* start DATA SUPPLIED *
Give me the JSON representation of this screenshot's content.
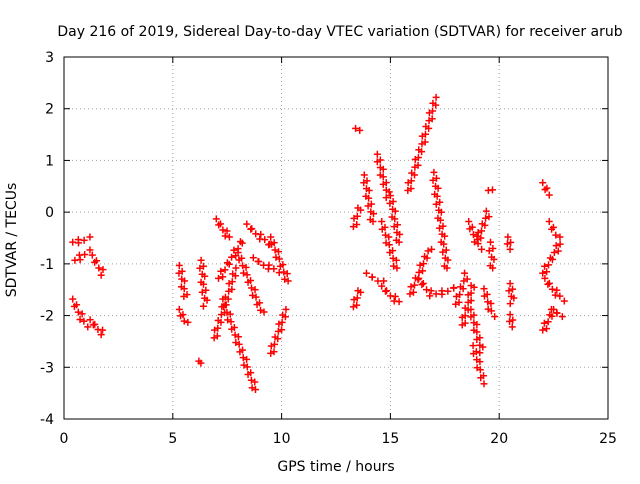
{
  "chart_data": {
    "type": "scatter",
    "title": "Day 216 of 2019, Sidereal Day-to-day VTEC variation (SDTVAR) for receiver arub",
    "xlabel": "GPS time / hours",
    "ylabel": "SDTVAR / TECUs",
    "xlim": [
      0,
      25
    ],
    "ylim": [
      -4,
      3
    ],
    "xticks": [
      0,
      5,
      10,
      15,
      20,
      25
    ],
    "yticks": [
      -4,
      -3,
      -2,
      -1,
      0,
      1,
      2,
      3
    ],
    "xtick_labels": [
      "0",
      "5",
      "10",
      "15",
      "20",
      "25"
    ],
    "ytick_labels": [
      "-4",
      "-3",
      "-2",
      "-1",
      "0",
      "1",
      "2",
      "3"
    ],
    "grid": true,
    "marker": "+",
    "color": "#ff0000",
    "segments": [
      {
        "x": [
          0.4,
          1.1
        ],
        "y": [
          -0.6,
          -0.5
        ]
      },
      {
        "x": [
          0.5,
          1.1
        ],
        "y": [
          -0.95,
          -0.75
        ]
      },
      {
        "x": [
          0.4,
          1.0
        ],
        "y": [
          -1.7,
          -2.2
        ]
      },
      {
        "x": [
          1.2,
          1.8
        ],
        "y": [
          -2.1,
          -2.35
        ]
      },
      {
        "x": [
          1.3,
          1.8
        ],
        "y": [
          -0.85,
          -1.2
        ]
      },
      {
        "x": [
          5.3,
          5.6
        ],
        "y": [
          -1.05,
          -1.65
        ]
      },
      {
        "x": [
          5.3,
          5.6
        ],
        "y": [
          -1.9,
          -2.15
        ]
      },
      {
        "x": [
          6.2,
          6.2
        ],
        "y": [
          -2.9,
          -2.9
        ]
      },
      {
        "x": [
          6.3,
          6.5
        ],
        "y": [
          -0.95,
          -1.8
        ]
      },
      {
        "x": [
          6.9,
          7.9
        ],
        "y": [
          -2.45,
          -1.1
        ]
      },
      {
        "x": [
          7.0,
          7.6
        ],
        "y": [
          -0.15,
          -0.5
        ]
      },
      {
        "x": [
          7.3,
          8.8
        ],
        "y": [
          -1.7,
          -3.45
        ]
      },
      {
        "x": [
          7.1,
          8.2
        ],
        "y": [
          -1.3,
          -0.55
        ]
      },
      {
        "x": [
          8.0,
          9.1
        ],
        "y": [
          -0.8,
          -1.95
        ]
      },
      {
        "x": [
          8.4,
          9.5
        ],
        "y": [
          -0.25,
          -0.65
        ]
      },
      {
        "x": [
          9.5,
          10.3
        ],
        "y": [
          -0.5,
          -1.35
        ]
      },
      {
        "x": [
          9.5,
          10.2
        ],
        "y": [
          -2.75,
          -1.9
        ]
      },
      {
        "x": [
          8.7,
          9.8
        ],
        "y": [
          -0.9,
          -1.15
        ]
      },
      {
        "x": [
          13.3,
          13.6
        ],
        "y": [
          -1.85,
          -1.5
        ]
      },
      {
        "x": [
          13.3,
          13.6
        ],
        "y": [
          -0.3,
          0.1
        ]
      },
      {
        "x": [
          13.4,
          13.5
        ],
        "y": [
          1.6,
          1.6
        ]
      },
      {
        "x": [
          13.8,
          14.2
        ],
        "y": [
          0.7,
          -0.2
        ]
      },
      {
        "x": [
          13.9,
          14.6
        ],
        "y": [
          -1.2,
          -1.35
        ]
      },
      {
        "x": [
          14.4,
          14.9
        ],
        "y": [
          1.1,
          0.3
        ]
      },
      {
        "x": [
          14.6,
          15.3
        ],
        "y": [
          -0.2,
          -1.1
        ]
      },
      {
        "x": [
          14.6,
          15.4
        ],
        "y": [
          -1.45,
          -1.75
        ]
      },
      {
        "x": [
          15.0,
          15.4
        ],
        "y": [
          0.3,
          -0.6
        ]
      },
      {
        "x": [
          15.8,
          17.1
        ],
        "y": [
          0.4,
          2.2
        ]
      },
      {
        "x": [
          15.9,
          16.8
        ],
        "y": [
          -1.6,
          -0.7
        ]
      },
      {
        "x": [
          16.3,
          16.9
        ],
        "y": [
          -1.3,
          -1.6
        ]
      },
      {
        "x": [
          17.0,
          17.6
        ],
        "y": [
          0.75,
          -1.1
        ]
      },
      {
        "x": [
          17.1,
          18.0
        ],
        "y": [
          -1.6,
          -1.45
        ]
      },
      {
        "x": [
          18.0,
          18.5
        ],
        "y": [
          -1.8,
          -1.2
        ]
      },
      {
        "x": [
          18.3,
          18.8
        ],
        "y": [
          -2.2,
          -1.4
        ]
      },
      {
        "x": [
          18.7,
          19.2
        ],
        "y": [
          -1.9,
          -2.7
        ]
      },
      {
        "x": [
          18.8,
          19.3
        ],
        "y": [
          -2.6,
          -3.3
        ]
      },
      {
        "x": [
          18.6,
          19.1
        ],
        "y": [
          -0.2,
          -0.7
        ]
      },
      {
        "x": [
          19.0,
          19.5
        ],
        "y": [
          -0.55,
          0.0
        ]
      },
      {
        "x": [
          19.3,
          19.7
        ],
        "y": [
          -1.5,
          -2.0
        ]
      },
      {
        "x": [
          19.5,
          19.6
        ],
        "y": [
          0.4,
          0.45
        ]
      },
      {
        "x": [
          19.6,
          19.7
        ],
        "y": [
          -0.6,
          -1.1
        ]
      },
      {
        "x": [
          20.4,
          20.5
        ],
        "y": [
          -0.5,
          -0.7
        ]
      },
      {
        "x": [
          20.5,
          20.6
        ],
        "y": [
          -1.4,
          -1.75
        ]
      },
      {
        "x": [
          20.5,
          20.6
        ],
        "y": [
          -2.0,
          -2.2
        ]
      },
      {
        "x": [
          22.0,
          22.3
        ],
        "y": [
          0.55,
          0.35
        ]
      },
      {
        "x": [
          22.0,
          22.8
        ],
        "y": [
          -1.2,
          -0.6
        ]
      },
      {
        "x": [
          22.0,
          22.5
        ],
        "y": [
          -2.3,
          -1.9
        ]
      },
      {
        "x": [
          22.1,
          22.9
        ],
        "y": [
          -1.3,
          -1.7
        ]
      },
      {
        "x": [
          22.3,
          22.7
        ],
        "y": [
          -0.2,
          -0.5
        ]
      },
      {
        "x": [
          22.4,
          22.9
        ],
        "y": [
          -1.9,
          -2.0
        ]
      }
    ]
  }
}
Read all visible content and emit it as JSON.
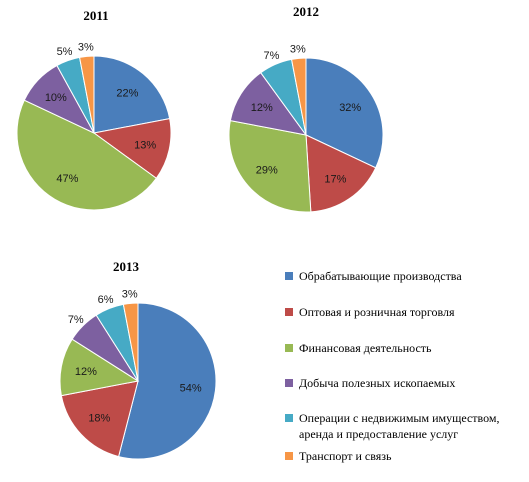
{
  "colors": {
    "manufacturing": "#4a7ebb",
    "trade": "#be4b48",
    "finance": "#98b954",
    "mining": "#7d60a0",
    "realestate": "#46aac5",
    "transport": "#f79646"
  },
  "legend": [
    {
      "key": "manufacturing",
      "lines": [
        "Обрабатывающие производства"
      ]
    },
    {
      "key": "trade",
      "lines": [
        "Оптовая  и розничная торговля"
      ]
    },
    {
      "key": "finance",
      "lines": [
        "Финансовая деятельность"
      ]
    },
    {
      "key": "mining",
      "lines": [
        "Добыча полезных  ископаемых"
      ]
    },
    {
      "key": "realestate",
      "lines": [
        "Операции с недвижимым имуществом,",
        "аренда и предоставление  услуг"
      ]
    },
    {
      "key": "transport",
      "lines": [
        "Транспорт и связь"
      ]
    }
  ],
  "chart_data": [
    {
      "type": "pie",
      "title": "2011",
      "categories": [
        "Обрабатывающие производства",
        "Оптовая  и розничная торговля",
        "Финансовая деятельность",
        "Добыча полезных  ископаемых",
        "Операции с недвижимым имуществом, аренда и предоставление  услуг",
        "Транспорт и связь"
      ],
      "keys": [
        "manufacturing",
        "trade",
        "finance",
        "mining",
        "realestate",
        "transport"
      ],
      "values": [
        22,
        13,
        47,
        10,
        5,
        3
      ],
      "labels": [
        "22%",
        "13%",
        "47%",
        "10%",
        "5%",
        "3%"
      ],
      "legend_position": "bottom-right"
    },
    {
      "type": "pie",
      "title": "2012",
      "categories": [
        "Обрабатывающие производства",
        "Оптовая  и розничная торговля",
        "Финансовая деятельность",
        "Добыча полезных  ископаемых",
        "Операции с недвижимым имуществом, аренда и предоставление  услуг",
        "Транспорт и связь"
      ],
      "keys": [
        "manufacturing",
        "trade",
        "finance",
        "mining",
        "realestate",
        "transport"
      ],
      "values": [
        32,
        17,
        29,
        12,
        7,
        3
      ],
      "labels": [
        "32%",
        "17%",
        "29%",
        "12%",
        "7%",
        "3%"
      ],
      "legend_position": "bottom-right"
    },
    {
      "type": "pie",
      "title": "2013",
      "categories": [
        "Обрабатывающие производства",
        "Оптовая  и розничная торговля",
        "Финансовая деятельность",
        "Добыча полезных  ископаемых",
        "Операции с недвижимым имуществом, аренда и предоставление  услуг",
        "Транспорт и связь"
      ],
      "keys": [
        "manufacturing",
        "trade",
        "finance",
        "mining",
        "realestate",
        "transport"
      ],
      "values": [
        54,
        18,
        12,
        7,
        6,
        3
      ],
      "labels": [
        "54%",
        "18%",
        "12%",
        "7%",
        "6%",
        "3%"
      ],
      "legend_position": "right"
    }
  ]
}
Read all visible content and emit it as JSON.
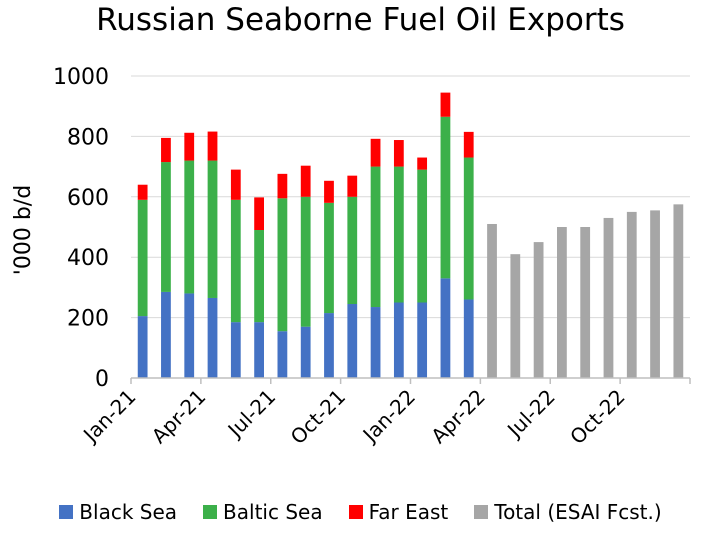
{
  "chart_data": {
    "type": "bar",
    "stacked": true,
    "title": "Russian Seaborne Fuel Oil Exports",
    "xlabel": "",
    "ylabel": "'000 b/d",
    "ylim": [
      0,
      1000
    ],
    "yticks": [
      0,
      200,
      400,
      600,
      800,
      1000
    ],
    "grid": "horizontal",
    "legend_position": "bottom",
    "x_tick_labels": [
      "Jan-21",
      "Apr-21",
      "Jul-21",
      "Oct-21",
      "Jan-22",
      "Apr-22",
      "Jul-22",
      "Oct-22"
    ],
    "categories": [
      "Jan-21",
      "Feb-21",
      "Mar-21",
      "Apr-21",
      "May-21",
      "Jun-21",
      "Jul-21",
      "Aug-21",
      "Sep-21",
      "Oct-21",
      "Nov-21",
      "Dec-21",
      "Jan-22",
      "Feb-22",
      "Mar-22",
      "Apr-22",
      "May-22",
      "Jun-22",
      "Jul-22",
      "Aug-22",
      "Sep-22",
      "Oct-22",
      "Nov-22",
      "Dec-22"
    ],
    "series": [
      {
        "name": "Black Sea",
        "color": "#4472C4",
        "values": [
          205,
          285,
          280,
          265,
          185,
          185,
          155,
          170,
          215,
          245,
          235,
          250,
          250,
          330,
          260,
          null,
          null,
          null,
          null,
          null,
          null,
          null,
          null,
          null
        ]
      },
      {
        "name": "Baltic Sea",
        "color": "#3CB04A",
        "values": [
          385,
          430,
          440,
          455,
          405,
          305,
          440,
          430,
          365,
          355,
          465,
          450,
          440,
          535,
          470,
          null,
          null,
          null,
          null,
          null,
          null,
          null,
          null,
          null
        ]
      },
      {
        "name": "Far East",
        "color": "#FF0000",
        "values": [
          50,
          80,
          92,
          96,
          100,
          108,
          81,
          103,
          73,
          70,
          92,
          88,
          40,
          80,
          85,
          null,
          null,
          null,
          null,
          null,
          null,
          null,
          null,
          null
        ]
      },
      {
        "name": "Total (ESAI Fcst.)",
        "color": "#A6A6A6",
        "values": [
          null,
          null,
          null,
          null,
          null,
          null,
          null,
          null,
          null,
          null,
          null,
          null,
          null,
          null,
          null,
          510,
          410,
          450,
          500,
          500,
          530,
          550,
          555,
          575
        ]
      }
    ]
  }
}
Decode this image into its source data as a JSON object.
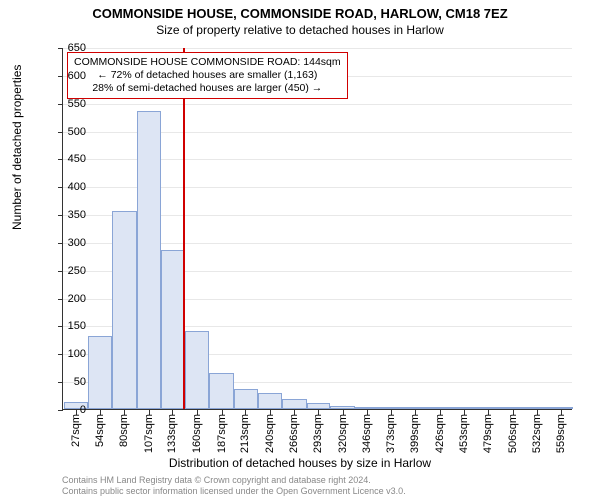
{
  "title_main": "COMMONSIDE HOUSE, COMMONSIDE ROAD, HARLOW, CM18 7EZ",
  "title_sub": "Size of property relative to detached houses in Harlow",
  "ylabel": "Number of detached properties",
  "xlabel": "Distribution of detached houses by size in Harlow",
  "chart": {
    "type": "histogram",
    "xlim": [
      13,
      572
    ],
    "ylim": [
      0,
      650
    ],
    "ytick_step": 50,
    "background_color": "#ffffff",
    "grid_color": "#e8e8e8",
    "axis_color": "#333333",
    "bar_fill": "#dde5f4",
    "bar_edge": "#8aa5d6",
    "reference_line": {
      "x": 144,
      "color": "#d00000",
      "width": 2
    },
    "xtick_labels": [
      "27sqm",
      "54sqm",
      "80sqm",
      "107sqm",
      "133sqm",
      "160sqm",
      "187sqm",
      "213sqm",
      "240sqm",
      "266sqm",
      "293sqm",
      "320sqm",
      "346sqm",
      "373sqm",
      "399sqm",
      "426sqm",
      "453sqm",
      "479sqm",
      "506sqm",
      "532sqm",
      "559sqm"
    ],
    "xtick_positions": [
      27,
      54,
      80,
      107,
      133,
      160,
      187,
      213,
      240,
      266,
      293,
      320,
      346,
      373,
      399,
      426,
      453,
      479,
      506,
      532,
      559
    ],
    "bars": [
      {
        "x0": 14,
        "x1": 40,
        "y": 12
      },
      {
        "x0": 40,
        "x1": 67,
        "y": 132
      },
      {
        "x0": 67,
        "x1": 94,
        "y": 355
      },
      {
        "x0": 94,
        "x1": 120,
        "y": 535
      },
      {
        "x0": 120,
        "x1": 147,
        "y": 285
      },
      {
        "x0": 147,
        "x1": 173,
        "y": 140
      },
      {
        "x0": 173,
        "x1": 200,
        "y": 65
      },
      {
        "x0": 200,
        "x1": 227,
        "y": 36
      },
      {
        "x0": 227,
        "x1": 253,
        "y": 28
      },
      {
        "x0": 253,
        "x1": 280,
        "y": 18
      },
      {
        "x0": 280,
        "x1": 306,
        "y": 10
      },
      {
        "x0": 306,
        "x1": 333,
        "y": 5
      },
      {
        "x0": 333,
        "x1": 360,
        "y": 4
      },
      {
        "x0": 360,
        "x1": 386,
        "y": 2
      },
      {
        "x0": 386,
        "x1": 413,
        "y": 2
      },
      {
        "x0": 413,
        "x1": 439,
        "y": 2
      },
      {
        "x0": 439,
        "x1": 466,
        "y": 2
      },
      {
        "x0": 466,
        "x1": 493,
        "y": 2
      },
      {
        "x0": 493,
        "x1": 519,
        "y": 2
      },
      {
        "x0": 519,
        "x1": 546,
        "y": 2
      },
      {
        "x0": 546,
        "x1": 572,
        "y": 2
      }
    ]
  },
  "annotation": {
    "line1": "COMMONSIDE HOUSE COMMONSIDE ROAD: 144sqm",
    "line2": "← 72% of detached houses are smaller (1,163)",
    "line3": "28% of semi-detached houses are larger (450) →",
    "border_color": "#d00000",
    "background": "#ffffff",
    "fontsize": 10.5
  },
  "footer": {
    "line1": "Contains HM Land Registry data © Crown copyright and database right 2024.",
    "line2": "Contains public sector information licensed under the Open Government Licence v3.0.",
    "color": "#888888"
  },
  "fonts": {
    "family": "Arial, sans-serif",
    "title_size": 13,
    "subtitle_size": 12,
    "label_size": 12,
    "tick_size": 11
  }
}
* end DATA SUPPLIED *
• _REQUIREMENT_
From the entries above, return each line with the word "COMMONSIDE" in it.

• _ANSWER TO THIS PROBLEM_
  "title_main": "COMMONSIDE HOUSE, COMMONSIDE ROAD, HARLOW, CM18 7EZ",
    "line1": "COMMONSIDE HOUSE COMMONSIDE ROAD: 144sqm",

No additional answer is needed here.